■ EXERCISE
Locate the string "einsetzbare" in the listing below. Copy every line where it is found.

■ EXCERPTED DATA
==========

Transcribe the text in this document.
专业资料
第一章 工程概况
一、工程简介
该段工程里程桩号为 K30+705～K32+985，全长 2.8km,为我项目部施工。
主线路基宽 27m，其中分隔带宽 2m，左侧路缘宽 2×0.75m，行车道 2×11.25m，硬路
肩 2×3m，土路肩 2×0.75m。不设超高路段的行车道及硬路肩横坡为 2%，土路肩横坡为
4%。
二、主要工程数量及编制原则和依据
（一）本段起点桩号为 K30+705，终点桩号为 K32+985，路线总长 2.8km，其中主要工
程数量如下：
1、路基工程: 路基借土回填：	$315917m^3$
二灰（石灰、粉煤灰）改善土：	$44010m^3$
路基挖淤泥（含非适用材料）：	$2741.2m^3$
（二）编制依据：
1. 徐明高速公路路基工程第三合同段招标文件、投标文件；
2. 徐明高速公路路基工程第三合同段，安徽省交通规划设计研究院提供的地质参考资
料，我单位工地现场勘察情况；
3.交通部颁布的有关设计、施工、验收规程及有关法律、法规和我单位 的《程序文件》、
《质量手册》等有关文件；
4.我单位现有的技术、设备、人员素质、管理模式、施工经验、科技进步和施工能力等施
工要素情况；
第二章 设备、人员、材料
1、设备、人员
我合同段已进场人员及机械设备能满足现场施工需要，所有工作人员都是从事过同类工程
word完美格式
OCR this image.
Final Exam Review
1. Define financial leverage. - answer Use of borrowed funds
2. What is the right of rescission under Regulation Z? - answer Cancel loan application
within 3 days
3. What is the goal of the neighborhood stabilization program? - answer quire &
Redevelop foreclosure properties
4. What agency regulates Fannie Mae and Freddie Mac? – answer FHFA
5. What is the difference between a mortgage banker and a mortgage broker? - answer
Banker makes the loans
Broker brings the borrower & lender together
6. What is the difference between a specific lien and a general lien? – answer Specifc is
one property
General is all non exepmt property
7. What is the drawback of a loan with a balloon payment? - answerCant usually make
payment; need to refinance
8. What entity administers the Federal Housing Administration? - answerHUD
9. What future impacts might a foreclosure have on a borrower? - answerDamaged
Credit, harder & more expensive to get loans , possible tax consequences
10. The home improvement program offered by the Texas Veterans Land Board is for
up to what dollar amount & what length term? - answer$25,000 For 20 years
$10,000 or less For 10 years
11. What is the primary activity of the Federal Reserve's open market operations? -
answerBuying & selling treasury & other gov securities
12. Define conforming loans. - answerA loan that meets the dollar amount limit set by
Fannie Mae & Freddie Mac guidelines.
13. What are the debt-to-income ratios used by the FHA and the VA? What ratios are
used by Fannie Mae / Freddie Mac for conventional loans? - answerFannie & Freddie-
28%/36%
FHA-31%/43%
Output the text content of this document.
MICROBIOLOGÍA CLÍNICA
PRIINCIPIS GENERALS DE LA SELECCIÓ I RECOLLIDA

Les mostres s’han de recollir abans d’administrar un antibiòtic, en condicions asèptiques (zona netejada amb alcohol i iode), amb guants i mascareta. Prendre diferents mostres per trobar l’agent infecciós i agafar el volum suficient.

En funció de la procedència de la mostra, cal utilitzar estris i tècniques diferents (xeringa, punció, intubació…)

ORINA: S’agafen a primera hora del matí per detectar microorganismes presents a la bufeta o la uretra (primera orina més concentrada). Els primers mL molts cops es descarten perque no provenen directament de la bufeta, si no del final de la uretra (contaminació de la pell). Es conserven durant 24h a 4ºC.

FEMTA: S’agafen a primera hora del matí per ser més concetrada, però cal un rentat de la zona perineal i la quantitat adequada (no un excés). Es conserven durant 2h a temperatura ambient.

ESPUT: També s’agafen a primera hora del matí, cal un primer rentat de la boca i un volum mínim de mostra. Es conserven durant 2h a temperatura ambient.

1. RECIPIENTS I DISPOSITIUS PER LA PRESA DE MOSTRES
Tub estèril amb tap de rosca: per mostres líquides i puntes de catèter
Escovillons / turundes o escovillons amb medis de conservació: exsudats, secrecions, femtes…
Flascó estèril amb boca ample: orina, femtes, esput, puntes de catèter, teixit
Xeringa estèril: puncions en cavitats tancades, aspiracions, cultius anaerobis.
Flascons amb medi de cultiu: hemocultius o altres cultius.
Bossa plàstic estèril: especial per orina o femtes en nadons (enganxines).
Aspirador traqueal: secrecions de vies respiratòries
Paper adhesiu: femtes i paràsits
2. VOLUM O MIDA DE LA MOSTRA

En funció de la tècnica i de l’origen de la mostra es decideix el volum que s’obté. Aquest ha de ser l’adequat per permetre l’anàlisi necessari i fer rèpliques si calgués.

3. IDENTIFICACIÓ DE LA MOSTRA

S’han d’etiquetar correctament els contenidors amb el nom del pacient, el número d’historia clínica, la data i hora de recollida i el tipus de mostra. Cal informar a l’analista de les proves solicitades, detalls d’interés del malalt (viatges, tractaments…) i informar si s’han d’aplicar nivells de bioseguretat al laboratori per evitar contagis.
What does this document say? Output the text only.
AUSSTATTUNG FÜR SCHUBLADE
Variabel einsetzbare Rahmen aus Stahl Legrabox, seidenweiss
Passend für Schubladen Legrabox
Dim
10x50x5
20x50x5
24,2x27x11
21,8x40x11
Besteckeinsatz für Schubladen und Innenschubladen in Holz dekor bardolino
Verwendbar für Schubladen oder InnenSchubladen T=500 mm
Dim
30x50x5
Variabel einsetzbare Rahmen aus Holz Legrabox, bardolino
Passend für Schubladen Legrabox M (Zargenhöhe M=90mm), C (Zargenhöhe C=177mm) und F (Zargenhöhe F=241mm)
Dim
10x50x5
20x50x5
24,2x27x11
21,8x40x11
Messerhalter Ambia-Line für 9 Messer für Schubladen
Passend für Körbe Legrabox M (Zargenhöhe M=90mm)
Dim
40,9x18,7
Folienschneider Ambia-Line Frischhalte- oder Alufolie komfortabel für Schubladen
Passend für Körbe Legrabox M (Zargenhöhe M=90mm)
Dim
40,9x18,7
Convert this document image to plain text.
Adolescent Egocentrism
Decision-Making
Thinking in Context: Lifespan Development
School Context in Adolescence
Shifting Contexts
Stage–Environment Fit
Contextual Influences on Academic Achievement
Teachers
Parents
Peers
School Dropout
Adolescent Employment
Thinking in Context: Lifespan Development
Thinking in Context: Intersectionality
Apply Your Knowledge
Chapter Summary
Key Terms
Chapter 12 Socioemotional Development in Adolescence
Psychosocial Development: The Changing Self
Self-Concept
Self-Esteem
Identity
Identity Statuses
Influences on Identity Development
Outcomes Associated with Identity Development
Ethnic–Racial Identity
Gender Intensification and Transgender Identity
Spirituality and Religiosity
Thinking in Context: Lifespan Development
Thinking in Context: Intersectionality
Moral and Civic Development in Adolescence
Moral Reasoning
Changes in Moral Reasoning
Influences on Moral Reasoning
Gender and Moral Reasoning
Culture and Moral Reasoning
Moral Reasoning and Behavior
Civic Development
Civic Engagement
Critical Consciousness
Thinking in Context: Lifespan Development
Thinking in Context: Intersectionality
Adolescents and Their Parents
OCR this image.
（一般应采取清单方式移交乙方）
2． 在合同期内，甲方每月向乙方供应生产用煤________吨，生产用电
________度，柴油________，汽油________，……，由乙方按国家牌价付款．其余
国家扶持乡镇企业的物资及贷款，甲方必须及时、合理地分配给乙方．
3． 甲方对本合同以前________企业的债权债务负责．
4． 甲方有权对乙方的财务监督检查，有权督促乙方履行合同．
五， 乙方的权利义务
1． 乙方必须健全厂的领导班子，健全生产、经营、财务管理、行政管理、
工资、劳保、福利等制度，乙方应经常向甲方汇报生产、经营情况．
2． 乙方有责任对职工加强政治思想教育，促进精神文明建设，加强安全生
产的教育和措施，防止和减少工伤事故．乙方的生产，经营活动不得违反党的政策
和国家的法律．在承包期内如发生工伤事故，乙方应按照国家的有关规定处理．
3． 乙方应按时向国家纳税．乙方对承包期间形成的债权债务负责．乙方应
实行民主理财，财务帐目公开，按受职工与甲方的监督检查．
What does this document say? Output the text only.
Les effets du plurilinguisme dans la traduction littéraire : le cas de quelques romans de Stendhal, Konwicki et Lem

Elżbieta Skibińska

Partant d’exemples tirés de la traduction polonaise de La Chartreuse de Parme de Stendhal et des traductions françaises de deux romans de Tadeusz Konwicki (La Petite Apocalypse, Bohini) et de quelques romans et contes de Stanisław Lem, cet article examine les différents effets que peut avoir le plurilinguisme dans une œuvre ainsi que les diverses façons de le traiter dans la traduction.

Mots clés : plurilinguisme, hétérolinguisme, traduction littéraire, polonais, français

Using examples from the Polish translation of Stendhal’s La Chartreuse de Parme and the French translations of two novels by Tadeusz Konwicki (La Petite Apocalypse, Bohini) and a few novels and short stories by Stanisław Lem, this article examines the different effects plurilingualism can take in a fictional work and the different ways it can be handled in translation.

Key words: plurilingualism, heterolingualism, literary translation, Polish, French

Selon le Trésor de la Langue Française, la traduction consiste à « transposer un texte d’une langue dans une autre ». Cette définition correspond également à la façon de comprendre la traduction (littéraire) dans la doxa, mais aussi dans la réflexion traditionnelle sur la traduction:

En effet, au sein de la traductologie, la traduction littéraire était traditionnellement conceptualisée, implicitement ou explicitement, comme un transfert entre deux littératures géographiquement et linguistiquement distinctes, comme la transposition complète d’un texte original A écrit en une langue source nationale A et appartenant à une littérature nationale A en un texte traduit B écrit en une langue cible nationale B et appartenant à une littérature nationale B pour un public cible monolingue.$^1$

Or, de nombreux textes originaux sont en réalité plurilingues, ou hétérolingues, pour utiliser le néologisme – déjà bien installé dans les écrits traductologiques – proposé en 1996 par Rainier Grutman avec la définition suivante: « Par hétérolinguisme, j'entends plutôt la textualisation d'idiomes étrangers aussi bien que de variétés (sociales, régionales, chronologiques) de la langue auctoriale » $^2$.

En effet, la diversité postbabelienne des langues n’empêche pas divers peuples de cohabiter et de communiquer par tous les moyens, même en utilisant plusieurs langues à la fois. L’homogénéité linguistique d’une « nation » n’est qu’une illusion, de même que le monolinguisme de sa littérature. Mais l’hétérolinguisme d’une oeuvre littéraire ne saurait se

==========

■ FINAL RESULT
Variabel einsetzbare Rahmen aus Stahl Legrabox, seidenweiss
Variabel einsetzbare Rahmen aus Holz Legrabox, bardolino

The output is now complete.